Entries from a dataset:
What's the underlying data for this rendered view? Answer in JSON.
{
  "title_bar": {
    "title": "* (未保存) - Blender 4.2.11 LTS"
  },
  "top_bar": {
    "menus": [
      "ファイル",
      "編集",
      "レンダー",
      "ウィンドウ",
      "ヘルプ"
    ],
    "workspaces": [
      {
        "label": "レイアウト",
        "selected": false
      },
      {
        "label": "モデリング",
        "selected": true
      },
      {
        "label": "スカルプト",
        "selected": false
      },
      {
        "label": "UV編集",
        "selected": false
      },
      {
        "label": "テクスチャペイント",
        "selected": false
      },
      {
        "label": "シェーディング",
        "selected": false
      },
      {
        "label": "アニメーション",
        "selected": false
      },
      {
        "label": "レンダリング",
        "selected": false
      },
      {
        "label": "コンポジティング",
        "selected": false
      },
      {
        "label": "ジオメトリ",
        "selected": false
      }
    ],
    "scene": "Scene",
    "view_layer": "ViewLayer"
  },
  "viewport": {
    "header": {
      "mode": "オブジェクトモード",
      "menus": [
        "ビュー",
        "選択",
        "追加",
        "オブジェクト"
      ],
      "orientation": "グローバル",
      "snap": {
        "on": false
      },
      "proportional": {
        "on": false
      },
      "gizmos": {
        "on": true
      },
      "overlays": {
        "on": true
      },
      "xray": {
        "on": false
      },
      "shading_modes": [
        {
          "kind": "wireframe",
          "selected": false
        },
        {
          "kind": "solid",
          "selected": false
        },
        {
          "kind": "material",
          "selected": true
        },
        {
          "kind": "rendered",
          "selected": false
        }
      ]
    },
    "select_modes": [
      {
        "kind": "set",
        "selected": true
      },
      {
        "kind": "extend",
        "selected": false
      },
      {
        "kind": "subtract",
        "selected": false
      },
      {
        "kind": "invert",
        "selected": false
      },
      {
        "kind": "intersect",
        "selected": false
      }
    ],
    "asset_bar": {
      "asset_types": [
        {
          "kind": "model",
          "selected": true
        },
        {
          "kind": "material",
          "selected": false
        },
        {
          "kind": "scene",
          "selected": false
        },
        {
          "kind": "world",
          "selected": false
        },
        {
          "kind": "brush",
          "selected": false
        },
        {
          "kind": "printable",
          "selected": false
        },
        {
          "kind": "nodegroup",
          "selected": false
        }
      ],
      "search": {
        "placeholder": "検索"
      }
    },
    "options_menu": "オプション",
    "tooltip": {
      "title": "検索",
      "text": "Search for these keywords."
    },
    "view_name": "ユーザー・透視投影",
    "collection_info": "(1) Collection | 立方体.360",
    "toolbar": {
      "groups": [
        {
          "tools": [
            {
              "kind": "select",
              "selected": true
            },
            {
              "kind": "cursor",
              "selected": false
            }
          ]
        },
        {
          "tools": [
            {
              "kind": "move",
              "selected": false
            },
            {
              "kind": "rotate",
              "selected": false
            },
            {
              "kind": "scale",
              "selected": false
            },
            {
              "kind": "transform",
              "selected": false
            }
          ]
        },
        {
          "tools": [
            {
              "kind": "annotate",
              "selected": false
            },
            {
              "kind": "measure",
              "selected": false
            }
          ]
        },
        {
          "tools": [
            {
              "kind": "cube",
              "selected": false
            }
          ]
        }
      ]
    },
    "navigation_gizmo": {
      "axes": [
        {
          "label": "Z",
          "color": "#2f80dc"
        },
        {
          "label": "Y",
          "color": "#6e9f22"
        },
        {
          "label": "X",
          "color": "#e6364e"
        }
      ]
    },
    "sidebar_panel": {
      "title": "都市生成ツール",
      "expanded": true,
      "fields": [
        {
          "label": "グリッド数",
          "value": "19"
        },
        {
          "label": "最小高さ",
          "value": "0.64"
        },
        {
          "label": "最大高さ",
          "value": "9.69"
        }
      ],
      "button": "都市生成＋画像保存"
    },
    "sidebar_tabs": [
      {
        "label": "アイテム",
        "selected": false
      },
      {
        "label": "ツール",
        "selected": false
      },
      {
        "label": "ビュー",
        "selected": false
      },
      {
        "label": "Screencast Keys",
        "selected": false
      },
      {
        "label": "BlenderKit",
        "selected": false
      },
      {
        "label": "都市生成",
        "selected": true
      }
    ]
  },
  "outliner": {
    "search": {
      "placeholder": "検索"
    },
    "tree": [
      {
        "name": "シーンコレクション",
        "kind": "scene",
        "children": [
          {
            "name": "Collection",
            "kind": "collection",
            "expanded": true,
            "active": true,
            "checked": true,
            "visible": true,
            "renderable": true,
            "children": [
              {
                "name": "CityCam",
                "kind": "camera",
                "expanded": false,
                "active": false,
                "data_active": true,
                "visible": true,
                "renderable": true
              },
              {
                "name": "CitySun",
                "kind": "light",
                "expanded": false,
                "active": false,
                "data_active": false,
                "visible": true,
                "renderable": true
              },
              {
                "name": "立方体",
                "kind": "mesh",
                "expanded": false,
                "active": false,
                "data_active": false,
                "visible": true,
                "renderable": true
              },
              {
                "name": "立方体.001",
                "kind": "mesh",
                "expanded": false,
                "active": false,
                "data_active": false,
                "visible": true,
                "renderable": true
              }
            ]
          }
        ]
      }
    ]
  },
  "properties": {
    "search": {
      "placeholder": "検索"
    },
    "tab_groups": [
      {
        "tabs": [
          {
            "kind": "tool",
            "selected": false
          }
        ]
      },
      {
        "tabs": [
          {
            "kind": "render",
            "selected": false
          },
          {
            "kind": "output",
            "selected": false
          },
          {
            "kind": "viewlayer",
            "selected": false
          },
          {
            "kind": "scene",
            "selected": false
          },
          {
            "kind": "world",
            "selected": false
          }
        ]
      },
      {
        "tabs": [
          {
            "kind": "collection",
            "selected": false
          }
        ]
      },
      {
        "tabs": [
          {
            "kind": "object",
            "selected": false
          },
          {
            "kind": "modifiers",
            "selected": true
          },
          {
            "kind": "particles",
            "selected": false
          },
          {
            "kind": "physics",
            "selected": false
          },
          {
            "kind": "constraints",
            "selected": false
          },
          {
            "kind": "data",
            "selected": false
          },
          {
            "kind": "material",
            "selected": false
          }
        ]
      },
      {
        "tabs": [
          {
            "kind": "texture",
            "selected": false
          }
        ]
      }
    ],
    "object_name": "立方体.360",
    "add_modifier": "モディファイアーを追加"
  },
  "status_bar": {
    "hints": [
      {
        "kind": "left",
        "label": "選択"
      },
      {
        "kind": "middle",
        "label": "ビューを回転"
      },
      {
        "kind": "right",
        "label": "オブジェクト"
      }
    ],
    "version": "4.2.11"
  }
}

## DO THIS:
Print the listing above in its entirety, with every line exact.

## ANSWER TO THIS TASK:
What's the underlying data for this rendered view? Answer in JSON.
{
  "title_bar": {
    "title": "* (未保存) - Blender 4.2.11 LTS"
  },
  "top_bar": {
    "menus": [
      "ファイル",
      "編集",
      "レンダー",
      "ウィンドウ",
      "ヘルプ"
    ],
    "workspaces": [
      {
        "label": "レイアウト",
        "selected": false
      },
      {
        "label": "モデリング",
        "selected": true
      },
      {
        "label": "スカルプト",
        "selected": false
      },
      {
        "label": "UV編集",
        "selected": false
      },
      {
        "label": "テクスチャペイント",
        "selected": false
      },
      {
        "label": "シェーディング",
        "selected": false
      },
      {
        "label": "アニメーション",
        "selected": false
      },
      {
        "label": "レンダリング",
        "selected": false
      },
      {
        "label": "コンポジティング",
        "selected": false
      },
      {
        "label": "ジオメトリ",
        "selected": false
      }
    ],
    "scene": "Scene",
    "view_layer": "ViewLayer"
  },
  "viewport": {
    "header": {
      "mode": "オブジェクトモード",
      "menus": [
        "ビュー",
        "選択",
        "追加",
        "オブジェクト"
      ],
      "orientation": "グローバル",
      "snap": {
        "on": false
      },
      "proportional": {
        "on": false
      },
      "gizmos": {
        "on": true
      },
      "overlays": {
        "on": true
      },
      "xray": {
        "on": false
      },
      "shading_modes": [
        {
          "kind": "wireframe",
          "selected": false
        },
        {
          "kind": "solid",
          "selected": false
        },
        {
          "kind": "material",
          "selected": true
        },
        {
          "kind": "rendered",
          "selected": false
        }
      ]
    },
    "select_modes": [
      {
        "kind": "set",
        "selected": true
      },
      {
        "kind": "extend",
        "selected": false
      },
      {
        "kind": "subtract",
        "selected": false
      },
      {
        "kind": "invert",
        "selected": false
      },
      {
        "kind": "intersect",
        "selected": false
      }
    ],
    "asset_bar": {
      "asset_types": [
        {
          "kind": "model",
          "selected": true
        },
        {
          "kind": "material",
          "selected": false
        },
        {
          "kind": "scene",
          "selected": false
        },
        {
          "kind": "world",
          "selected": false
        },
        {
          "kind": "brush",
          "selected": false
        },
        {
          "kind": "printable",
          "selected": false
        },
        {
          "kind": "nodegroup",
          "selected": false
        }
      ],
      "search": {
        "placeholder": "検索"
      }
    },
    "options_menu": "オプション",
    "tooltip": {
      "title": "検索",
      "text": "Search for these keywords."
    },
    "view_name": "ユーザー・透視投影",
    "collection_info": "(1) Collection | 立方体.360",
    "toolbar": {
      "groups": [
        {
          "tools": [
            {
              "kind": "select",
              "selected": true
            },
            {
              "kind": "cursor",
              "selected": false
            }
          ]
        },
        {
          "tools": [
            {
              "kind": "move",
              "selected": false
            },
            {
              "kind": "rotate",
              "selected": false
            },
            {
              "kind": "scale",
              "selected": false
            },
            {
              "kind": "transform",
              "selected": false
            }
          ]
        },
        {
          "tools": [
            {
              "kind": "annotate",
              "selected": false
            },
            {
              "kind": "measure",
              "selected": false
            }
          ]
        },
        {
          "tools": [
            {
              "kind": "cube",
              "selected": false
            }
          ]
        }
      ]
    },
    "navigation_gizmo": {
      "axes": [
        {
          "label": "Z",
          "color": "#2f80dc"
        },
        {
          "label": "Y",
          "color": "#6e9f22"
        },
        {
          "label": "X",
          "color": "#e6364e"
        }
      ]
    },
    "sidebar_panel": {
      "title": "都市生成ツール",
      "expanded": true,
      "fields": [
        {
          "label": "グリッド数",
          "value": "19"
        },
        {
          "label": "最小高さ",
          "value": "0.64"
        },
        {
          "label": "最大高さ",
          "value": "9.69"
        }
      ],
      "button": "都市生成＋画像保存"
    },
    "sidebar_tabs": [
      {
        "label": "アイテム",
        "selected": false
      },
      {
        "label": "ツール",
        "selected": false
      },
      {
        "label": "ビュー",
        "selected": false
      },
      {
        "label": "Screencast Keys",
        "selected": false
      },
      {
        "label": "BlenderKit",
        "selected": false
      },
      {
        "label": "都市生成",
        "selected": true
      }
    ]
  },
  "outliner": {
    "search": {
      "placeholder": "検索"
    },
    "tree": [
      {
        "name": "シーンコレクション",
        "kind": "scene",
        "children": [
          {
            "name": "Collection",
            "kind": "collection",
            "expanded": true,
            "active": true,
            "checked": true,
            "visible": true,
            "renderable": true,
            "children": [
              {
                "name": "CityCam",
                "kind": "camera",
                "expanded": false,
                "active": false,
                "data_active": true,
                "visible": true,
                "renderable": true
              },
              {
                "name": "CitySun",
                "kind": "light",
                "expanded": false,
                "active": false,
                "data_active": false,
                "visible": true,
                "renderable": true
              },
              {
                "name": "立方体",
                "kind": "mesh",
                "expanded": false,
                "active": false,
                "data_active": false,
                "visible": true,
                "renderable": true
              },
              {
                "name": "立方体.001",
                "kind": "mesh",
                "expanded": false,
                "active": false,
                "data_active": false,
                "visible": true,
                "renderable": true
              }
            ]
          }
        ]
      }
    ]
  },
  "properties": {
    "search": {
      "placeholder": "検索"
    },
    "tab_groups": [
      {
        "tabs": [
          {
            "kind": "tool",
            "selected": false
          }
        ]
      },
      {
        "tabs": [
          {
            "kind": "render",
            "selected": false
          },
          {
            "kind": "output",
            "selected": false
          },
          {
            "kind": "viewlayer",
            "selected": false
          },
          {
            "kind": "scene",
            "selected": false
          },
          {
            "kind": "world",
            "selected": false
          }
        ]
      },
      {
        "tabs": [
          {
            "kind": "collection",
            "selected": false
          }
        ]
      },
      {
        "tabs": [
          {
            "kind": "object",
            "selected": false
          },
          {
            "kind": "modifiers",
            "selected": true
          },
          {
            "kind": "particles",
            "selected": false
          },
          {
            "kind": "physics",
            "selected": false
          },
          {
            "kind": "constraints",
            "selected": false
          },
          {
            "kind": "data",
            "selected": false
          },
          {
            "kind": "material",
            "selected": false
          }
        ]
      },
      {
        "tabs": [
          {
            "kind": "texture",
            "selected": false
          }
        ]
      }
    ],
    "object_name": "立方体.360",
    "add_modifier": "モディファイアーを追加"
  },
  "status_bar": {
    "hints": [
      {
        "kind": "left",
        "label": "選択"
      },
      {
        "kind": "middle",
        "label": "ビューを回転"
      },
      {
        "kind": "right",
        "label": "オブジェクト"
      }
    ],
    "version": "4.2.11"
  }
}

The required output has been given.